Jen Gloeckner

Vine

2017 (Spinning Head)
songwriter, alt-pop
6.5

Nativa del Wisconsin e ora stabile in quel di Dubuque (Iowa), la cantautrice e multistrumenista Jen Gloeckner si afferma con l’anomala consuetudine di produrre dischi con molte tracce a sei anni di distanza uno dall’altro. Il debutto “Miles Away” (2003) è un’opera fieramente confessionale, acustica nella vena della prima Ani Di Franco, con almeno due numeri ragguardevoli, la hit “Hazy Sky” (con fiddle in stile Penguin Cafe e Clogs), e “Mountains”, ma anche le ballate per piano da chanteuse fatalista di “Glimpse” e “Otherside”. Un primo flirt con la produzione elettronica, disinvolta seppur ancora timida, si ha con il blues downtempo di “Nothing Personale” e il soul “Only 1”. Il secondo “Mouth Of Mars” (2009) è invece un lavoro da extraterrestre: praticamente tutte le tecniche e tutti gli artifici ornano un ciclo di canzoni in cui riversa l’intero mondo interiore. Ed è il suo apice artistico.

Altri sei anni e arriva il terzo, “Vine”, anche se stavolta i brani sono in numero più convenzionale, o quantomeno meno monumentale. Il procedimento di cura del suono inaugurato dal predecessore in ogni caso non si arresta, anzi quasi tende a travolgere l’ascolto, spingendosi fino a dimenticare la canzone cantata e a creare, in “Firefly”, un vero profluvio di frasi sonore, un puro pamphlet di scenografie (qui colte in un tam-tam tuareg-desertico).

○ ○ ○ ○ ○

| Richiesta scritta |
Trasforma in un elenco puntato più conciso il paragrafo della recensione che comincia con «Nativa del Wisconsin», mantenendone i fatti principali.

| Sezione dati |
○ ○ ○ ○ ○

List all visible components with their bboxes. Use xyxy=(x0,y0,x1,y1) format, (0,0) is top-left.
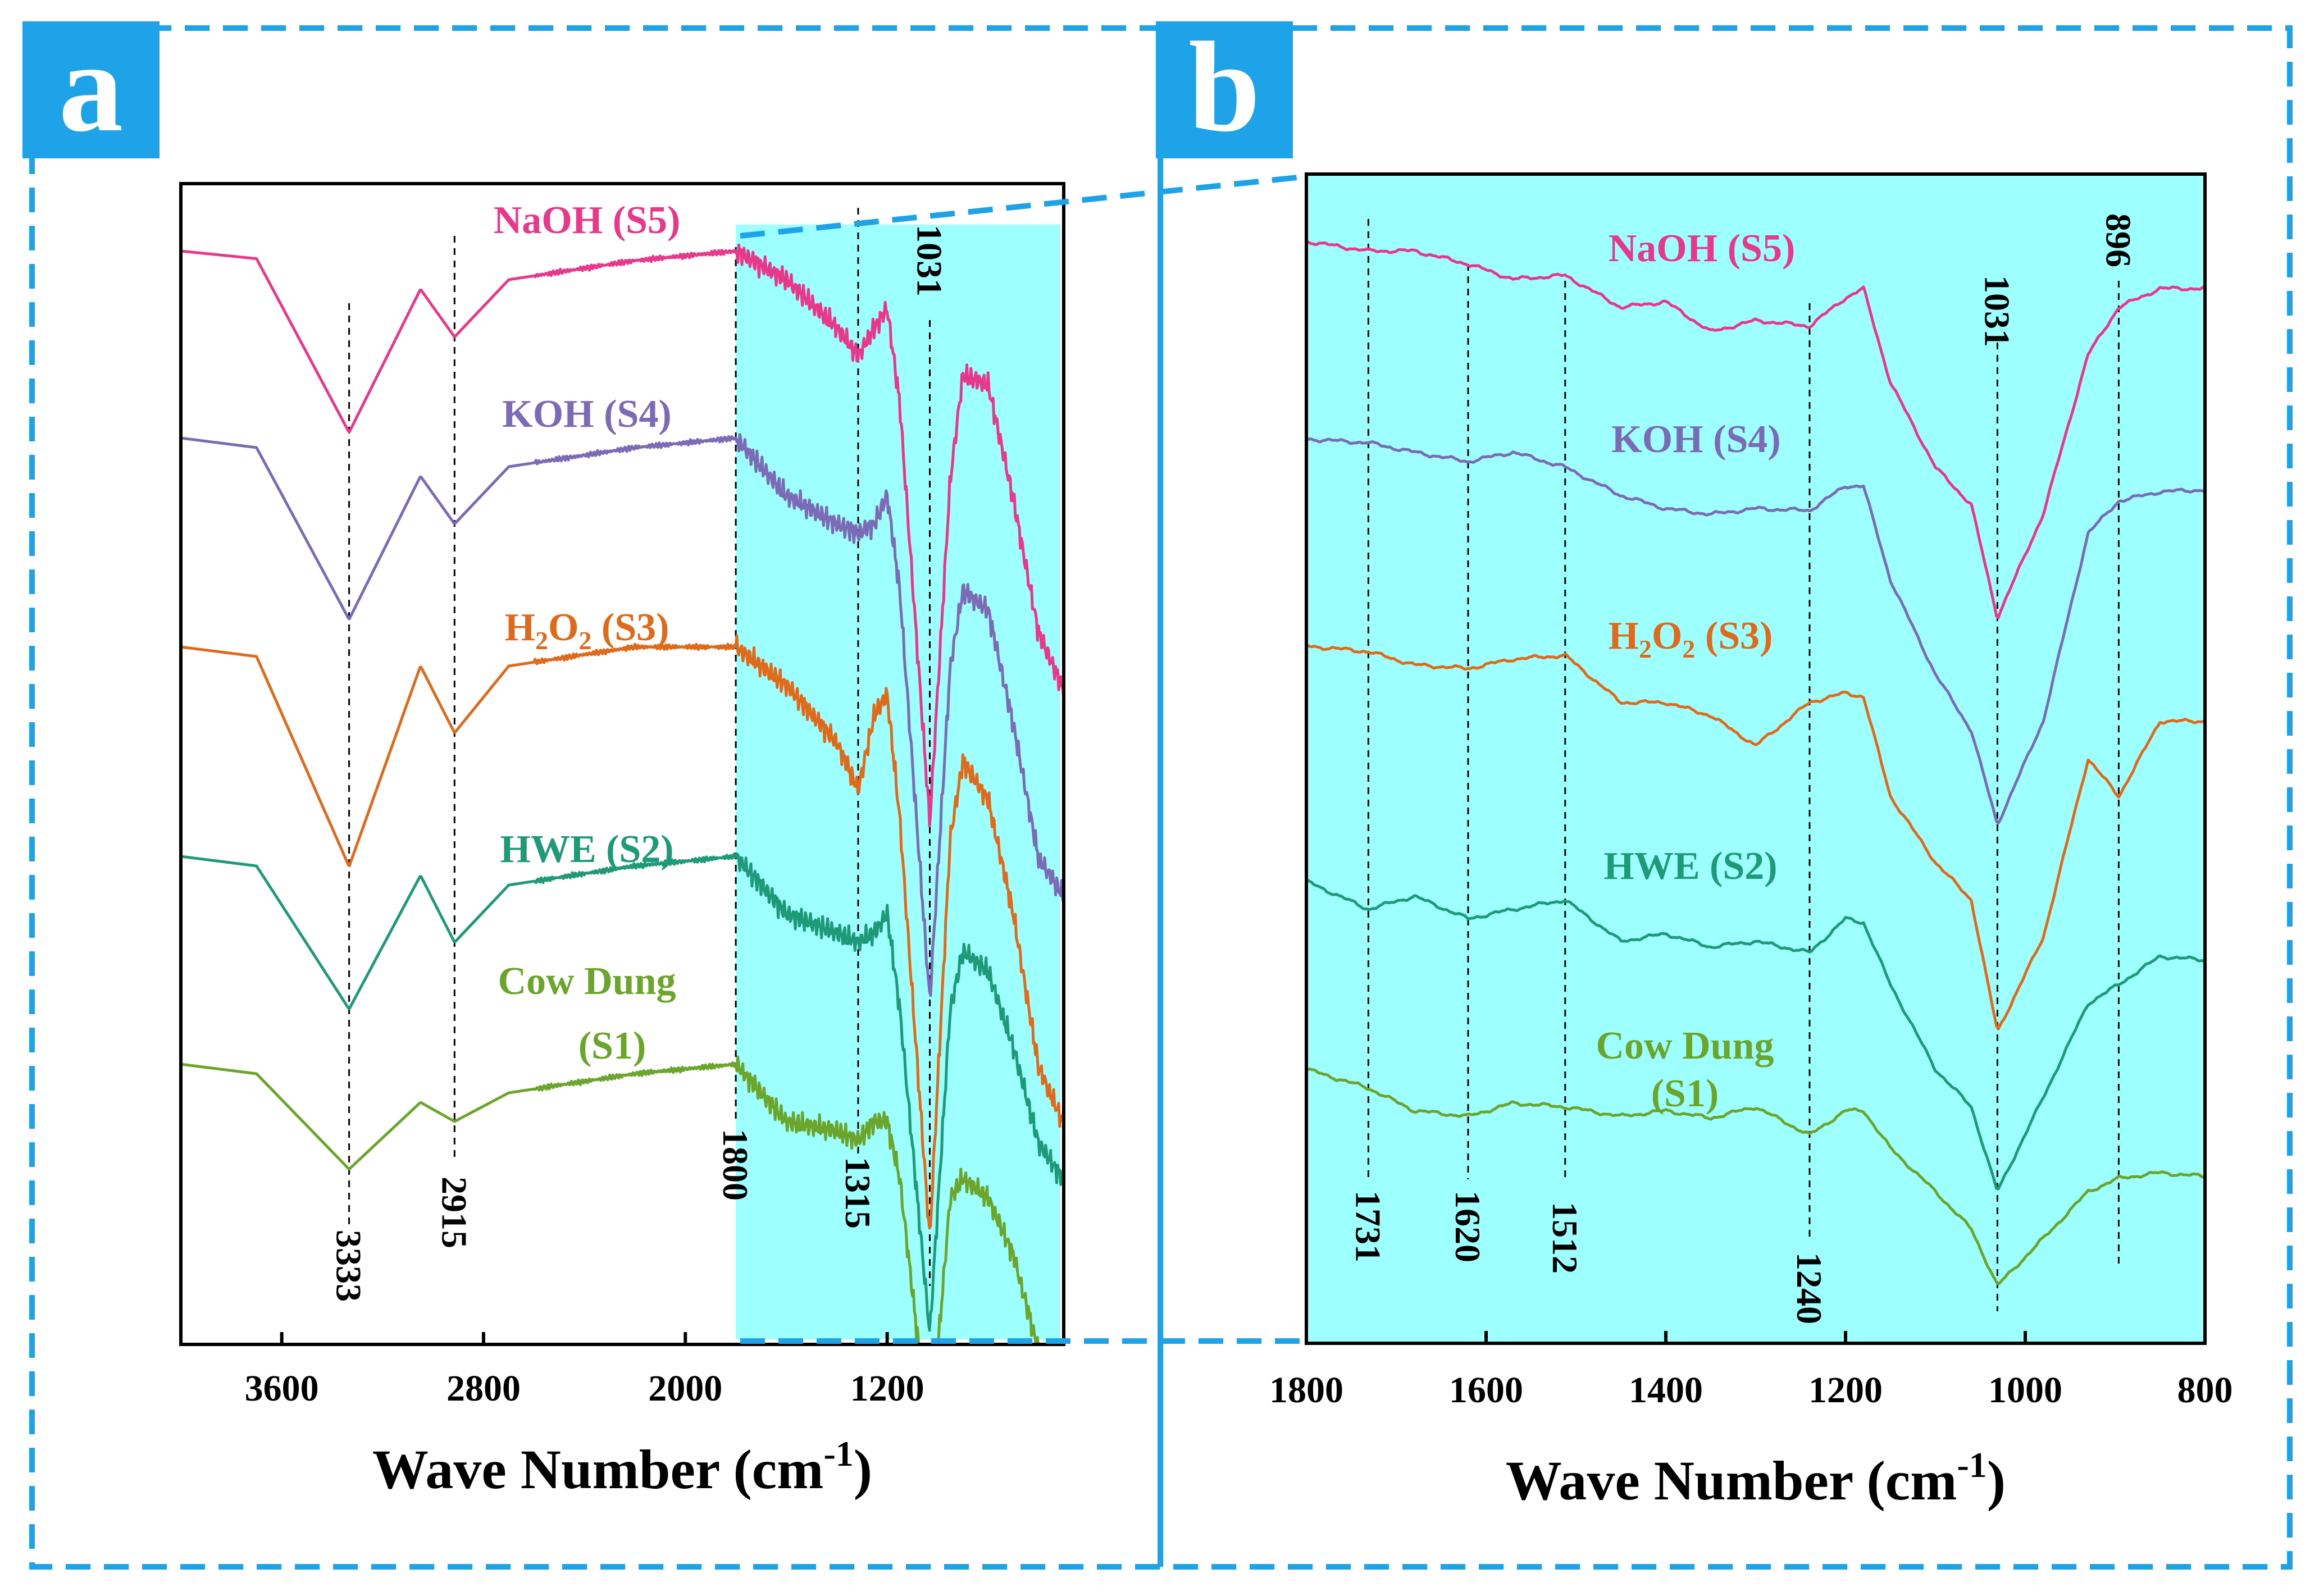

○ ○ ○ ○ ○

| Risposta esercizio |
- Jen Gloeckner, cantautrice e polistrumentista nata in Wisconsin, vive a Dubuque (Iowa).
- Pubblica dischi con molte tracce, a sei anni di distanza l'uno dall'altro.
- L'esordio "Miles Away" (2003) è un'opera confessionale e acustica, vicina alla prima Ani Di Franco.
- In "Miles Away" spiccano la hit "Hazy Sky", con fiddle in stile Penguin Cafe e Clogs, e "Mountains", oltre alle ballate per piano "Glimpse" e "Otherside".
- Lo stesso disco contiene un primo, timido approccio all'elettronica, per esempio nel soul "Only 1".
- Il secondo album, "Mouth Of Mars" (2009), è un ciclo di canzoni ricchissimo di tecniche e artifici che riversa un intero mondo interiore.
- "Mouth Of Mars" è il suo apice artistico.